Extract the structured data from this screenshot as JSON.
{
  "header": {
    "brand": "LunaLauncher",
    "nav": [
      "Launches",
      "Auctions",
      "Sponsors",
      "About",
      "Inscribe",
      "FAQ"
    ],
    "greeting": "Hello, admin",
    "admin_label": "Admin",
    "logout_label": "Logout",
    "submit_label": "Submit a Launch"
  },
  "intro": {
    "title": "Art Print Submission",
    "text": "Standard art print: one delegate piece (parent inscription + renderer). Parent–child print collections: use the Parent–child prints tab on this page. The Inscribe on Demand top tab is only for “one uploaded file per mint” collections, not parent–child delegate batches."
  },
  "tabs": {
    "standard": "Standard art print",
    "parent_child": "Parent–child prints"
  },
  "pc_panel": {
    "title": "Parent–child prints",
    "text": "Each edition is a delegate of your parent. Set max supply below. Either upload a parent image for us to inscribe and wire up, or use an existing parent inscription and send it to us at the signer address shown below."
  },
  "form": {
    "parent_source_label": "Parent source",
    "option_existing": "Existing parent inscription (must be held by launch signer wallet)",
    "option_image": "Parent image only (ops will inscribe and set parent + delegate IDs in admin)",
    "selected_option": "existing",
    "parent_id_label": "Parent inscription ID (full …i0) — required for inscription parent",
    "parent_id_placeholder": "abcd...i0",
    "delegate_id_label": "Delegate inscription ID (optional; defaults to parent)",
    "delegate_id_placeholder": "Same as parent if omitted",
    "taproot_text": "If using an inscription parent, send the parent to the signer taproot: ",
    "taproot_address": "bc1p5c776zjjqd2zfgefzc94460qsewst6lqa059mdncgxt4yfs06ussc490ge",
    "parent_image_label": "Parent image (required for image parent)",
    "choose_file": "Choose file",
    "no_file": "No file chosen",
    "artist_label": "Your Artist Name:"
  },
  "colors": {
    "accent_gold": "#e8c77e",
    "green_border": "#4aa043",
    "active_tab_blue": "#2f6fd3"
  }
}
...
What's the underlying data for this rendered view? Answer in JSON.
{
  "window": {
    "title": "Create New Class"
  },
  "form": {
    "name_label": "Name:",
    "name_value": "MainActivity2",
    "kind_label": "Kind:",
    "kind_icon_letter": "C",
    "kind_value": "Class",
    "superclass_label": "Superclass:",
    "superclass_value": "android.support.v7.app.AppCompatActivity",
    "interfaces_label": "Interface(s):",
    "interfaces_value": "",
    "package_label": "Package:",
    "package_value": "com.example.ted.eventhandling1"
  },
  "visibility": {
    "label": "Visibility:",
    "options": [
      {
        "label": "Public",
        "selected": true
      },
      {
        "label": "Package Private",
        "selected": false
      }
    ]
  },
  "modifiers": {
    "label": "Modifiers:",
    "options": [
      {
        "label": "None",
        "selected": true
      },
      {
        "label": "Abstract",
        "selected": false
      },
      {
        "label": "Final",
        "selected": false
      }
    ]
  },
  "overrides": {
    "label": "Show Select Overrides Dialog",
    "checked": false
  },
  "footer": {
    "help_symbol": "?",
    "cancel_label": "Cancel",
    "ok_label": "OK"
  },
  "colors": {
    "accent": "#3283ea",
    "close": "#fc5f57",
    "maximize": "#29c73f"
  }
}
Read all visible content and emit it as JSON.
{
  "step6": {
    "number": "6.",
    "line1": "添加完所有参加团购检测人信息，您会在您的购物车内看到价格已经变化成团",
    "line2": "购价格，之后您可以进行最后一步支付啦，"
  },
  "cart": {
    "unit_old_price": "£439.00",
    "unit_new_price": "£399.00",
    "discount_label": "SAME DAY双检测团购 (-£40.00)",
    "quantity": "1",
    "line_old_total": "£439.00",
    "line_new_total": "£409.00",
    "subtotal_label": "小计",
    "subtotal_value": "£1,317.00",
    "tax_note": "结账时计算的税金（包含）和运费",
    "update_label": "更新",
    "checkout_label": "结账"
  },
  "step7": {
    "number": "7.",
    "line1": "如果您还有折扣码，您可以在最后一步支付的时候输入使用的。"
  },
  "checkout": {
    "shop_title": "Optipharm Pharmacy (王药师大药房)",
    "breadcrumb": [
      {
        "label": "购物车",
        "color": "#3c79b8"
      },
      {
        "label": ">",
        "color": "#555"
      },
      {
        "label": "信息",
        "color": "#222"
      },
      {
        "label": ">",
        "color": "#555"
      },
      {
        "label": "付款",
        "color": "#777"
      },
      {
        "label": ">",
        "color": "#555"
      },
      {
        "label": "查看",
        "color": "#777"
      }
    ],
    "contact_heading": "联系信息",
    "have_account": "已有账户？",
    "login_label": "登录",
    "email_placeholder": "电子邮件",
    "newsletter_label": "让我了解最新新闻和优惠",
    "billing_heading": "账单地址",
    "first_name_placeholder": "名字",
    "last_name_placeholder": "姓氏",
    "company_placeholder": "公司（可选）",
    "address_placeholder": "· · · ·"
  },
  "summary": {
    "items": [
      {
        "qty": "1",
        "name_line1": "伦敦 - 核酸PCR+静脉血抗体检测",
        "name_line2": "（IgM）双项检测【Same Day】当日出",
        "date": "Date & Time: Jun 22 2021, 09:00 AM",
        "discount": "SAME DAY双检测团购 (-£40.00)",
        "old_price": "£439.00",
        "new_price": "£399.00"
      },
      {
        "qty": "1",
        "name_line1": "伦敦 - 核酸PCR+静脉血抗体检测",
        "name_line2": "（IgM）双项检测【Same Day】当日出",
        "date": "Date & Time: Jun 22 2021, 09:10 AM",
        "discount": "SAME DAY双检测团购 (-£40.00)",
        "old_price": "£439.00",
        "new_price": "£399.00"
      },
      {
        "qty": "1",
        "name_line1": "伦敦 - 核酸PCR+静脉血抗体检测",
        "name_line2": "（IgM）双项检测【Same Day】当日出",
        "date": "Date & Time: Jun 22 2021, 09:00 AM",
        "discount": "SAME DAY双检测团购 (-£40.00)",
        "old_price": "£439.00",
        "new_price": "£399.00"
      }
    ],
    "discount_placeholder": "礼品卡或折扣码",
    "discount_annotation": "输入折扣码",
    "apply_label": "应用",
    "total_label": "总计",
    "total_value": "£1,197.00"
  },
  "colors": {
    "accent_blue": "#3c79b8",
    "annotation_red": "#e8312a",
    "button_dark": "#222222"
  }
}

§ Stated exercise
Copy out every line in the entries above that holds "only".

§ Result
    "text": "Standard art print: one delegate piece (parent inscription + renderer). Parent–child print collections: use the Parent–child prints tab on this page. The Inscribe on Demand top tab is only for “one uploaded file per mint” collections, not parent–child delegate batches."
    "option_image": "Parent image only (ops will inscribe and set parent + delegate IDs in admin)",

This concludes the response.